*** Data to process
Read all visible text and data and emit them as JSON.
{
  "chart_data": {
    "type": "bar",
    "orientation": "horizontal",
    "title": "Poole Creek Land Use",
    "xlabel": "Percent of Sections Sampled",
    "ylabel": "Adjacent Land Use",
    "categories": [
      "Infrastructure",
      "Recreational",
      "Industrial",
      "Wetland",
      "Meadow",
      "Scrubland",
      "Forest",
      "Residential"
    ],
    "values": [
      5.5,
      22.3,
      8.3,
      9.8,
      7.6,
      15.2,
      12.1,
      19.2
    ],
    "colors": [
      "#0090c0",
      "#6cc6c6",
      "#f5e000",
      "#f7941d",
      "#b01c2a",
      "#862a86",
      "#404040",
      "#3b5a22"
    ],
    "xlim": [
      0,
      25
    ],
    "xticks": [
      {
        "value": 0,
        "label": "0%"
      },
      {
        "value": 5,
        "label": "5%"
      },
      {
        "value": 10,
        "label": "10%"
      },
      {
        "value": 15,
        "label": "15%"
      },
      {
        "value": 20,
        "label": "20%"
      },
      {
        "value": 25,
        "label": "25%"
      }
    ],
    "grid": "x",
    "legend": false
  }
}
******
Exercise aim: Reproduce the entries above in full by retyping them exactly.

Result below:
Read all visible text and data and emit them as JSON.
{
  "chart_data": {
    "type": "bar",
    "orientation": "horizontal",
    "title": "Poole Creek Land Use",
    "xlabel": "Percent of Sections Sampled",
    "ylabel": "Adjacent Land Use",
    "categories": [
      "Infrastructure",
      "Recreational",
      "Industrial",
      "Wetland",
      "Meadow",
      "Scrubland",
      "Forest",
      "Residential"
    ],
    "values": [
      5.5,
      22.3,
      8.3,
      9.8,
      7.6,
      15.2,
      12.1,
      19.2
    ],
    "colors": [
      "#0090c0",
      "#6cc6c6",
      "#f5e000",
      "#f7941d",
      "#b01c2a",
      "#862a86",
      "#404040",
      "#3b5a22"
    ],
    "xlim": [
      0,
      25
    ],
    "xticks": [
      {
        "value": 0,
        "label": "0%"
      },
      {
        "value": 5,
        "label": "5%"
      },
      {
        "value": 10,
        "label": "10%"
      },
      {
        "value": 15,
        "label": "15%"
      },
      {
        "value": 20,
        "label": "20%"
      },
      {
        "value": 25,
        "label": "25%"
      }
    ],
    "grid": "x",
    "legend": false
  }
}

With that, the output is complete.